[Directive]
Each line containing the word "отчетности" should be found and copied.

[Extracted material]
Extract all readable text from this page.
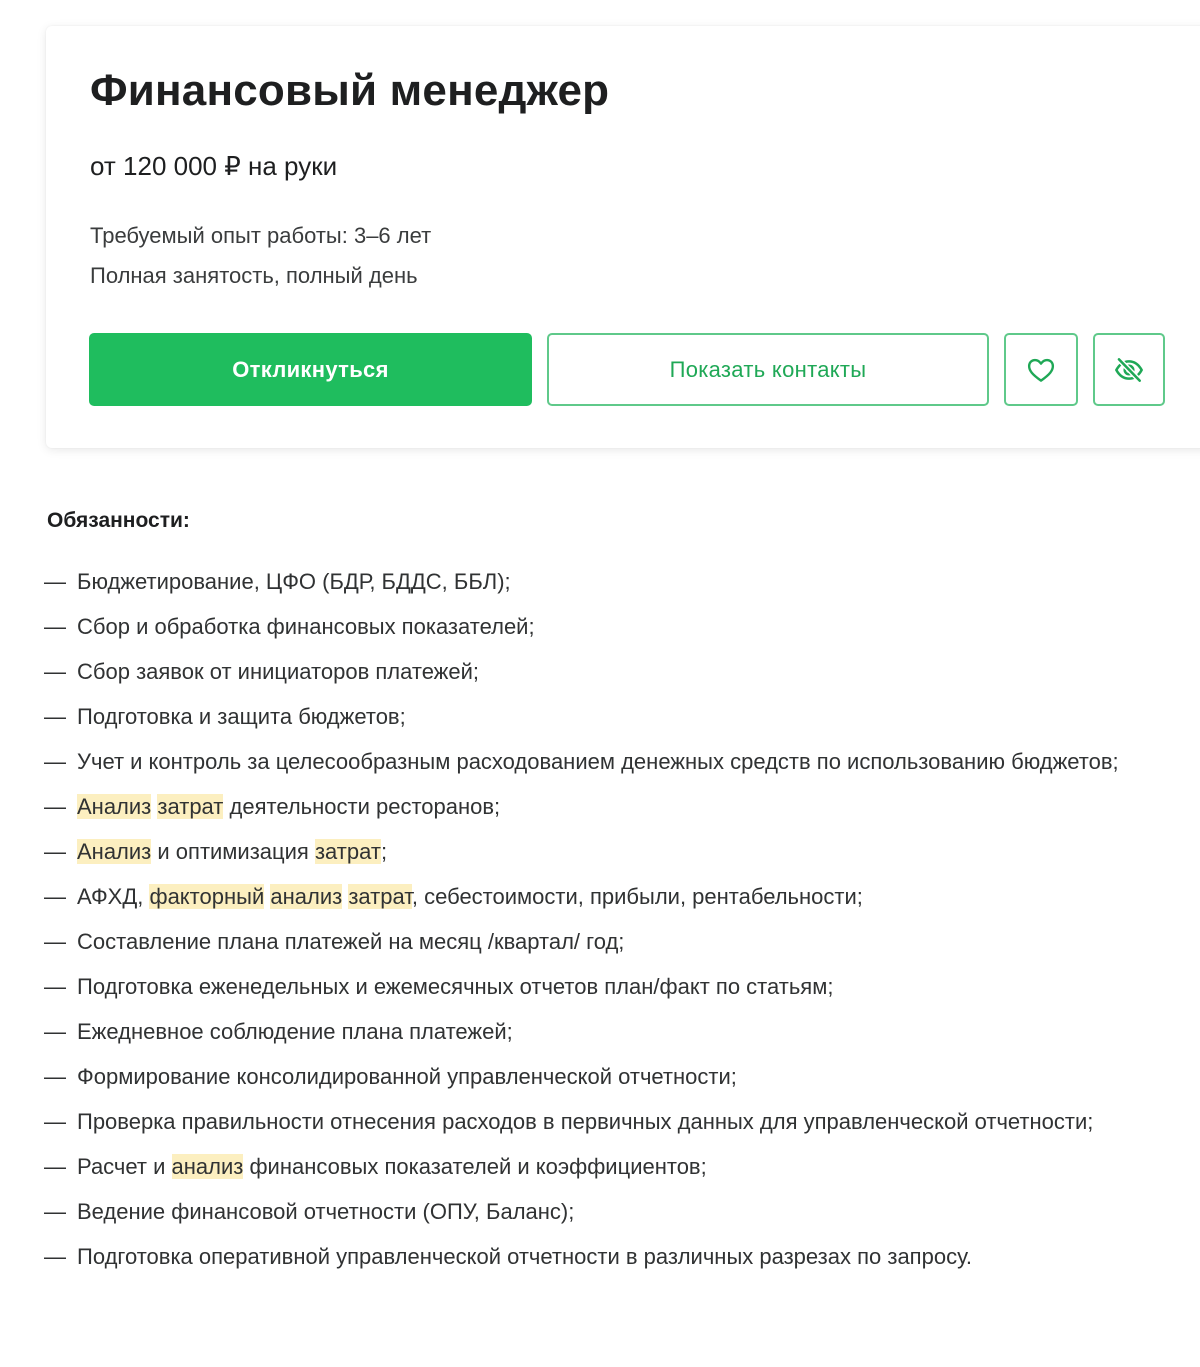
Финансовый менеджер
от 120 000 ₽ на руки
Требуемый опыт работы: 3–6 лет
Полная занятость, полный день
Откликнуться	Показать контакты
Обязанности:
— Бюджетирование, ЦФО (БДР, БДДС, ББЛ);
— Сбор и обработка финансовых показателей;
— Сбор заявок от инициаторов платежей;
— Подготовка и защита бюджетов;
— Учет и контроль за целесообразным расходованием денежных средств по использованию бюджетов;
— Анализ затрат деятельности ресторанов;
— Анализ и оптимизация затрат;
— АФХД, факторный анализ затрат, себестоимости, прибыли, рентабельности;
— Составление плана платежей на месяц /квартал/ год;
— Подготовка еженедельных и ежемесячных отчетов план/факт по статьям;
— Ежедневное соблюдение плана платежей;
— Формирование консолидированной управленческой отчетности;
— Проверка правильности отнесения расходов в первичных данных для управленческой отчетности;
— Расчет и анализ финансовых показателей и коэффициентов;
— Ведение финансовой отчетности (ОПУ, Баланс);
— Подготовка оперативной управленческой отчетности в различных разрезах по запросу.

[Task output]
— Формирование консолидированной управленческой отчетности;
— Проверка правильности отнесения расходов в первичных данных для управленческой отчетности;
— Ведение финансовой отчетности (ОПУ, Баланс);
— Подготовка оперативной управленческой отчетности в различных разрезах по запросу.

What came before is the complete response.